▶ _Short task_
Scan the following material for the string "Average" and copy each line in which it appears.

[Raw records]
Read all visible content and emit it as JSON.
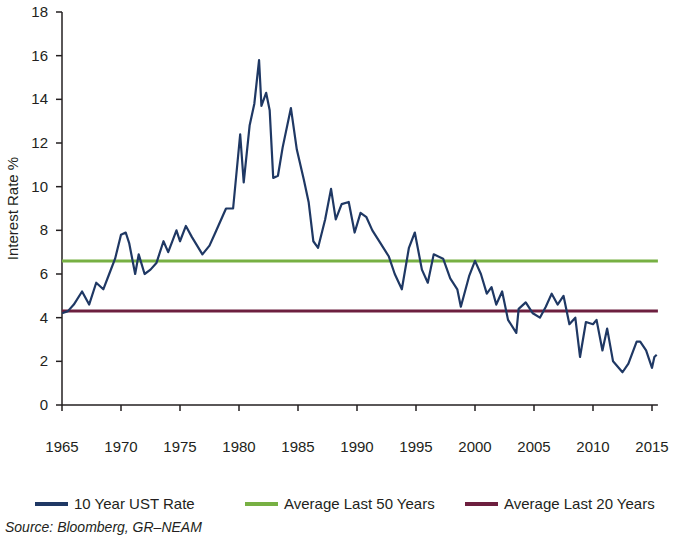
{
  "chart_data": {
    "type": "line",
    "y_label": "Interest Rate %",
    "source": "Source: Bloomberg, GR–NEAM",
    "xlim": [
      1965,
      2015.5
    ],
    "xticks": [
      1965,
      1970,
      1975,
      1980,
      1985,
      1990,
      1995,
      2000,
      2005,
      2010,
      2015
    ],
    "ylim": [
      0,
      18
    ],
    "yticks": [
      0,
      2,
      4,
      6,
      8,
      10,
      12,
      14,
      16,
      18
    ],
    "grid": false,
    "legend": "bottom",
    "x": [
      1965.0,
      1965.5,
      1966.0,
      1966.7,
      1967.3,
      1967.9,
      1968.5,
      1969.0,
      1969.5,
      1970.0,
      1970.4,
      1970.7,
      1971.2,
      1971.5,
      1972.0,
      1972.5,
      1973.0,
      1973.6,
      1974.0,
      1974.7,
      1975.0,
      1975.5,
      1976.0,
      1976.9,
      1977.5,
      1978.0,
      1978.9,
      1979.5,
      1980.1,
      1980.4,
      1980.9,
      1981.3,
      1981.7,
      1981.9,
      1982.3,
      1982.6,
      1982.9,
      1983.3,
      1983.7,
      1984.4,
      1984.9,
      1985.5,
      1985.9,
      1986.3,
      1986.7,
      1987.3,
      1987.8,
      1988.2,
      1988.7,
      1989.3,
      1989.8,
      1990.3,
      1990.8,
      1991.3,
      1992.0,
      1992.7,
      1993.2,
      1993.8,
      1994.4,
      1994.9,
      1995.5,
      1996.0,
      1996.5,
      1997.3,
      1997.9,
      1998.5,
      1998.8,
      1999.5,
      2000.0,
      2000.5,
      2001.0,
      2001.4,
      2001.8,
      2002.3,
      2002.8,
      2003.5,
      2003.7,
      2004.3,
      2004.9,
      2005.5,
      2006.0,
      2006.5,
      2007.0,
      2007.5,
      2008.0,
      2008.5,
      2008.9,
      2009.4,
      2010.0,
      2010.3,
      2010.8,
      2011.2,
      2011.7,
      2012.5,
      2013.0,
      2013.7,
      2014.0,
      2014.5,
      2015.0,
      2015.2,
      2015.4
    ],
    "series": [
      {
        "name": "10 Year UST Rate",
        "type": "line",
        "color": "#1f3864",
        "values": [
          4.2,
          4.3,
          4.6,
          5.2,
          4.6,
          5.6,
          5.3,
          6.0,
          6.7,
          7.8,
          7.9,
          7.4,
          6.0,
          6.9,
          6.0,
          6.2,
          6.5,
          7.5,
          7.0,
          8.0,
          7.5,
          8.2,
          7.7,
          6.9,
          7.3,
          7.9,
          9.0,
          9.0,
          12.4,
          10.2,
          12.8,
          13.8,
          15.8,
          13.7,
          14.3,
          13.5,
          10.4,
          10.5,
          11.8,
          13.6,
          11.7,
          10.3,
          9.3,
          7.5,
          7.2,
          8.5,
          9.9,
          8.5,
          9.2,
          9.3,
          7.9,
          8.8,
          8.6,
          8.0,
          7.4,
          6.8,
          6.0,
          5.3,
          7.2,
          7.9,
          6.2,
          5.6,
          6.9,
          6.7,
          5.8,
          5.3,
          4.5,
          5.9,
          6.6,
          6.0,
          5.1,
          5.4,
          4.6,
          5.2,
          3.9,
          3.3,
          4.4,
          4.7,
          4.2,
          4.0,
          4.5,
          5.1,
          4.6,
          5.0,
          3.7,
          4.0,
          2.2,
          3.8,
          3.7,
          3.9,
          2.5,
          3.5,
          2.0,
          1.5,
          1.9,
          2.9,
          2.9,
          2.5,
          1.7,
          2.2,
          2.3
        ]
      },
      {
        "name": "Average Last 50 Years",
        "type": "line",
        "color": "#77b043",
        "x": [
          1965,
          2015.5
        ],
        "values": [
          6.6,
          6.6
        ]
      },
      {
        "name": "Average Last 20 Years",
        "type": "line",
        "color": "#6d1f3f",
        "x": [
          1965,
          2015.5
        ],
        "values": [
          4.3,
          4.3
        ]
      }
    ]
  }
}
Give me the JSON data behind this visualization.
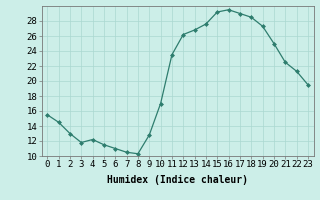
{
  "x": [
    0,
    1,
    2,
    3,
    4,
    5,
    6,
    7,
    8,
    9,
    10,
    11,
    12,
    13,
    14,
    15,
    16,
    17,
    18,
    19,
    20,
    21,
    22,
    23
  ],
  "y": [
    15.5,
    14.5,
    13.0,
    11.8,
    12.2,
    11.5,
    11.0,
    10.5,
    10.3,
    12.8,
    17.0,
    23.5,
    26.2,
    26.8,
    27.6,
    29.2,
    29.5,
    29.0,
    28.5,
    27.3,
    25.0,
    22.5,
    21.3,
    19.5
  ],
  "line_color": "#2e7d6e",
  "marker": "D",
  "marker_size": 2,
  "background_color": "#cceee8",
  "grid_color": "#aad8d0",
  "xlabel": "Humidex (Indice chaleur)",
  "xlim": [
    -0.5,
    23.5
  ],
  "ylim": [
    10,
    30
  ],
  "yticks": [
    10,
    12,
    14,
    16,
    18,
    20,
    22,
    24,
    26,
    28
  ],
  "xticks": [
    0,
    1,
    2,
    3,
    4,
    5,
    6,
    7,
    8,
    9,
    10,
    11,
    12,
    13,
    14,
    15,
    16,
    17,
    18,
    19,
    20,
    21,
    22,
    23
  ],
  "xlabel_fontsize": 7,
  "tick_fontsize": 6.5
}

▶ _The output_
        "name": "Average Last 50 Years",
        "name": "Average Last 20 Years",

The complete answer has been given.